• **Collected data entries**
[BEGIN]
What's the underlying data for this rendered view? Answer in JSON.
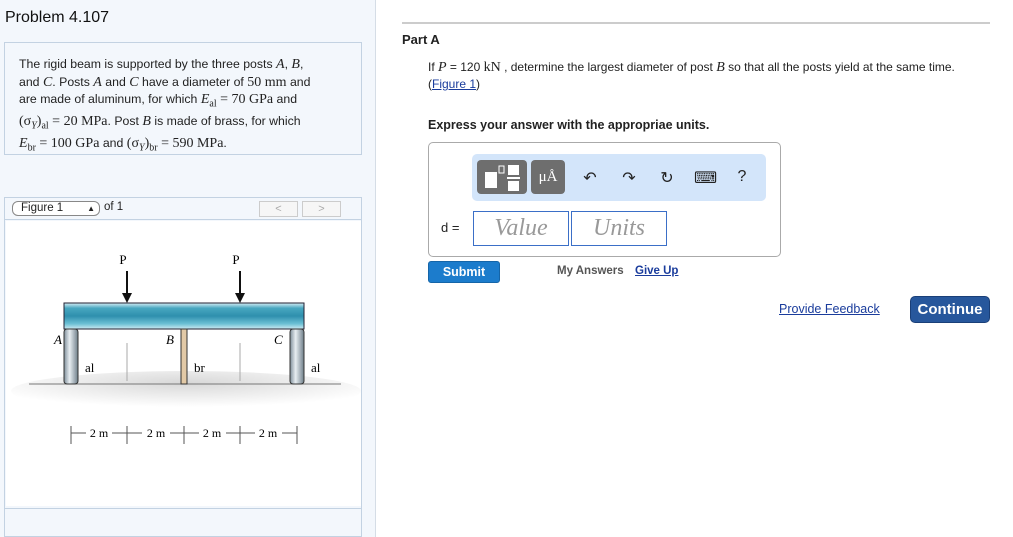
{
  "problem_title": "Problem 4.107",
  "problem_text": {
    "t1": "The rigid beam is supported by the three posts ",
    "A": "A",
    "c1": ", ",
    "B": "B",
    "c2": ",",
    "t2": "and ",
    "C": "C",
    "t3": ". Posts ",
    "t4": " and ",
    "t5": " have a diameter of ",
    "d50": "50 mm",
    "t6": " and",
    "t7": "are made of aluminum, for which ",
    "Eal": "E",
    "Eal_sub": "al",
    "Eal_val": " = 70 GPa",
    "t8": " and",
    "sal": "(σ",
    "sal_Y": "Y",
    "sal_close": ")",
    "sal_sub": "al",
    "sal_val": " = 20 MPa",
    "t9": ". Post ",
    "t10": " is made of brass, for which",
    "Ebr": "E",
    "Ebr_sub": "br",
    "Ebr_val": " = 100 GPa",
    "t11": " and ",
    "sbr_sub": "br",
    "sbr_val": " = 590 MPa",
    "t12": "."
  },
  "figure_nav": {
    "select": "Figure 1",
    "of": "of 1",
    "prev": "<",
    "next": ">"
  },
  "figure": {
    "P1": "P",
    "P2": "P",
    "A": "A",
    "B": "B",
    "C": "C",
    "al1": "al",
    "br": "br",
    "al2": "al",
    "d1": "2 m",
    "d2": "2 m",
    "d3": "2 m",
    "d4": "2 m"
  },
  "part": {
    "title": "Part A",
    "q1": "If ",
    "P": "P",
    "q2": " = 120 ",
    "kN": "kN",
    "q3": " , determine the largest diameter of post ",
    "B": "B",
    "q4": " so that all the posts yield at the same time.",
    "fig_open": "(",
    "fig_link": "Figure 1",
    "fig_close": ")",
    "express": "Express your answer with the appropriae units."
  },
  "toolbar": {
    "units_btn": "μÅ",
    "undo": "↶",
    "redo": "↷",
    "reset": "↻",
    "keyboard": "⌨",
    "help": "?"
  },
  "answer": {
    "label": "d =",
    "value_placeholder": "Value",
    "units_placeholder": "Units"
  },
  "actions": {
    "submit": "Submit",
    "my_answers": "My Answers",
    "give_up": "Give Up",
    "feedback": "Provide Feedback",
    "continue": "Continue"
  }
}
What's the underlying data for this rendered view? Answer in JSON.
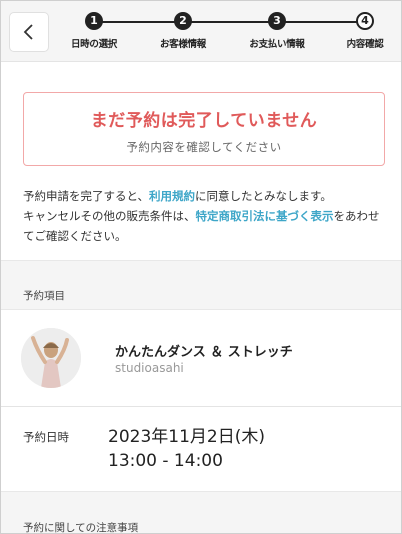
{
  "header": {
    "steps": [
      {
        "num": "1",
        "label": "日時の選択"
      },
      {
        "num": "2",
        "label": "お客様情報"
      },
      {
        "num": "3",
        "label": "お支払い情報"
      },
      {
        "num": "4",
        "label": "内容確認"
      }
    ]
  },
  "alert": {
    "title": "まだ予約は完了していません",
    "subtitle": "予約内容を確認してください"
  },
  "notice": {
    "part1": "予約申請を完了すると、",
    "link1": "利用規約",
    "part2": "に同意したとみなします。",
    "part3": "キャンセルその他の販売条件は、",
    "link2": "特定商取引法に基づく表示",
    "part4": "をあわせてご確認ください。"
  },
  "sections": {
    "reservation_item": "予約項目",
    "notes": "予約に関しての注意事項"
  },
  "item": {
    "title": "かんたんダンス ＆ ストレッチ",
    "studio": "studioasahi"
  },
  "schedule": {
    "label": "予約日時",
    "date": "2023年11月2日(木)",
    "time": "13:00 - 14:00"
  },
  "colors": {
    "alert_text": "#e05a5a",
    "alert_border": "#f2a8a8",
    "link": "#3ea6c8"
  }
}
[END]
• **Problem details**
Any pictures should be dropped; transcribe the rest of the records above exactly.

• **Expected output**
What's the underlying data for this rendered view? Answer in JSON.
{
  "problem_title": "Problem 4.107",
  "problem_text": {
    "t1": "The rigid beam is supported by the three posts ",
    "A": "A",
    "c1": ", ",
    "B": "B",
    "c2": ",",
    "t2": "and ",
    "C": "C",
    "t3": ". Posts ",
    "t4": " and ",
    "t5": " have a diameter of ",
    "d50": "50 mm",
    "t6": " and",
    "t7": "are made of aluminum, for which ",
    "Eal": "E",
    "Eal_sub": "al",
    "Eal_val": " = 70 GPa",
    "t8": " and",
    "sal": "(σ",
    "sal_Y": "Y",
    "sal_close": ")",
    "sal_sub": "al",
    "sal_val": " = 20 MPa",
    "t9": ". Post ",
    "t10": " is made of brass, for which",
    "Ebr": "E",
    "Ebr_sub": "br",
    "Ebr_val": " = 100 GPa",
    "t11": " and ",
    "sbr_sub": "br",
    "sbr_val": " = 590 MPa",
    "t12": "."
  },
  "figure_nav": {
    "select": "Figure 1",
    "of": "of 1",
    "prev": "<",
    "next": ">"
  },
  "figure": {
    "P1": "P",
    "P2": "P",
    "A": "A",
    "B": "B",
    "C": "C",
    "al1": "al",
    "br": "br",
    "al2": "al",
    "d1": "2 m",
    "d2": "2 m",
    "d3": "2 m",
    "d4": "2 m"
  },
  "part": {
    "title": "Part A",
    "q1": "If ",
    "P": "P",
    "q2": " = 120 ",
    "kN": "kN",
    "q3": " , determine the largest diameter of post ",
    "B": "B",
    "q4": " so that all the posts yield at the same time.",
    "fig_open": "(",
    "fig_link": "Figure 1",
    "fig_close": ")",
    "express": "Express your answer with the appropriae units."
  },
  "toolbar": {
    "units_btn": "μÅ",
    "undo": "↶",
    "redo": "↷",
    "reset": "↻",
    "keyboard": "⌨",
    "help": "?"
  },
  "answer": {
    "label": "d =",
    "value_placeholder": "Value",
    "units_placeholder": "Units"
  },
  "actions": {
    "submit": "Submit",
    "my_answers": "My Answers",
    "give_up": "Give Up",
    "feedback": "Provide Feedback",
    "continue": "Continue"
  }
}
What's the underlying data for this rendered view? Answer in JSON.
{
  "header": {
    "steps": [
      {
        "num": "1",
        "label": "日時の選択"
      },
      {
        "num": "2",
        "label": "お客様情報"
      },
      {
        "num": "3",
        "label": "お支払い情報"
      },
      {
        "num": "4",
        "label": "内容確認"
      }
    ]
  },
  "alert": {
    "title": "まだ予約は完了していません",
    "subtitle": "予約内容を確認してください"
  },
  "notice": {
    "part1": "予約申請を完了すると、",
    "link1": "利用規約",
    "part2": "に同意したとみなします。",
    "part3": "キャンセルその他の販売条件は、",
    "link2": "特定商取引法に基づく表示",
    "part4": "をあわせてご確認ください。"
  },
  "sections": {
    "reservation_item": "予約項目",
    "notes": "予約に関しての注意事項"
  },
  "item": {
    "title": "かんたんダンス ＆ ストレッチ",
    "studio": "studioasahi"
  },
  "schedule": {
    "label": "予約日時",
    "date": "2023年11月2日(木)",
    "time": "13:00 - 14:00"
  },
  "colors": {
    "alert_text": "#e05a5a",
    "alert_border": "#f2a8a8",
    "link": "#3ea6c8"
  }
}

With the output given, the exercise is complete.